[Extracted data entries]

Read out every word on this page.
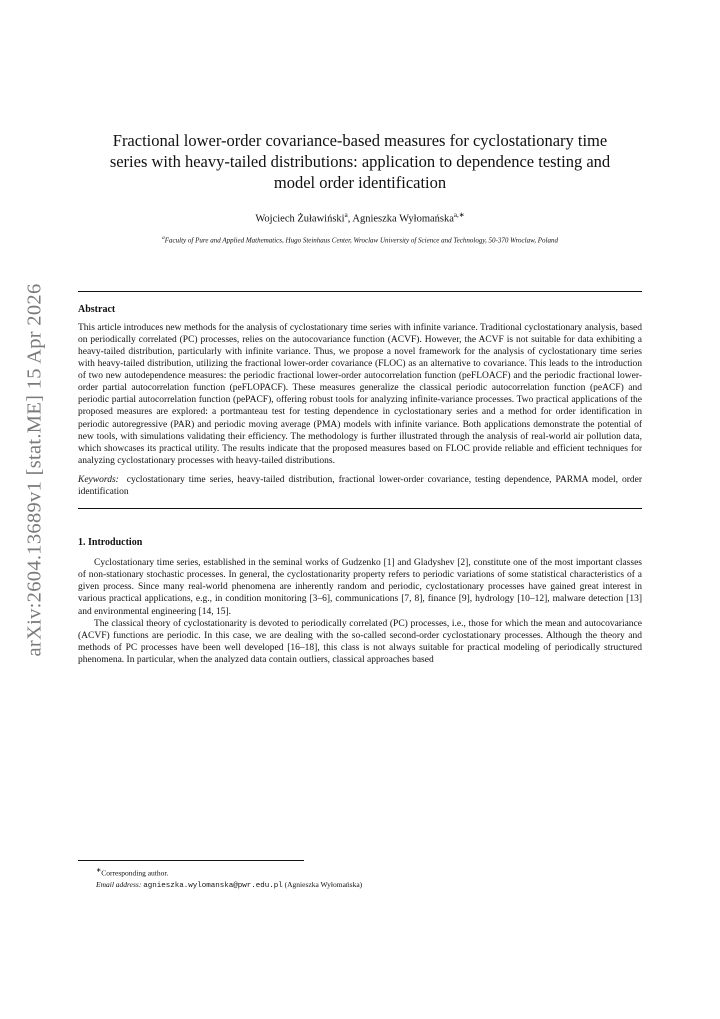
arXiv:2604.13689v1 [stat.ME] 15 Apr 2026
Fractional lower-order covariance-based measures for cyclostationary time series with heavy-tailed distributions: application to dependence testing and model order identification
Wojciech Żuławiński$^a$, Agnieszka Wyłomańska$^{a,∗}$
$^a$Faculty of Pure and Applied Mathematics, Hugo Steinhaus Center, Wroclaw University of Science and Technology, 50-370 Wroclaw, Poland
Abstract

This article introduces new methods for the analysis of cyclostationary time series with infinite variance. Traditional cyclostationary analysis, based on periodically correlated (PC) processes, relies on the autocovariance function (ACVF). However, the ACVF is not suitable for data exhibiting a heavy-tailed distribution, particularly with infinite variance. Thus, we propose a novel framework for the analysis of cyclostationary time series with heavy-tailed distribution, utilizing the fractional lower-order covariance (FLOC) as an alternative to covariance. This leads to the introduction of two new autodependence measures: the periodic fractional lower-order autocorrelation function (peFLOACF) and the periodic fractional lower-order partial autocorrelation function (peFLOPACF). These measures generalize the classical periodic autocorrelation function (peACF) and periodic partial autocorrelation function (pePACF), offering robust tools for analyzing infinite-variance processes. Two practical applications of the proposed measures are explored: a portmanteau test for testing dependence in cyclostationary series and a method for order identification in periodic autoregressive (PAR) and periodic moving average (PMA) models with infinite variance. Both applications demonstrate the potential of new tools, with simulations validating their efficiency. The methodology is further illustrated through the analysis of real-world air pollution data, which showcases its practical utility. The results indicate that the proposed measures based on FLOC provide reliable and efficient techniques for analyzing cyclostationary processes with heavy-tailed distributions.

Keywords: cyclostationary time series, heavy-tailed distribution, fractional lower-order covariance, testing dependence, PARMA model, order identification

1. Introduction

Cyclostationary time series, established in the seminal works of Gudzenko [1] and Gladyshev [2], constitute one of the most important classes of non-stationary stochastic processes. In general, the cyclostationarity property refers to periodic variations of some statistical characteristics of a given process. Since many real-world phenomena are inherently random and periodic, cyclostationary processes have gained great interest in various practical applications, e.g., in condition monitoring [3–6], communications [7, 8], finance [9], hydrology [10–12], malware detection [13] and environmental engineering [14, 15].

The classical theory of cyclostationarity is devoted to periodically correlated (PC) processes, i.e., those for which the mean and autocovariance (ACVF) functions are periodic. In this case, we are dealing with the so-called second-order cyclostationary processes. Although the theory and methods of PC processes have been well developed [16–18], this class is not always suitable for practical modeling of periodically structured phenomena. In particular, when the analyzed data contain outliers, classical approaches based

∗Corresponding author.
Email address: agnieszka.wylomanska@pwr.edu.pl (Agnieszka Wyłomańska)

### What you need to do
From the entries above, copy every line containing the word "Agnieszka".

### Exercise output
Wojciech Żuławiński$^a$, Agnieszka Wyłomańska$^{a,∗}$
Email address: agnieszka.wylomanska@pwr.edu.pl (Agnieszka Wyłomańska)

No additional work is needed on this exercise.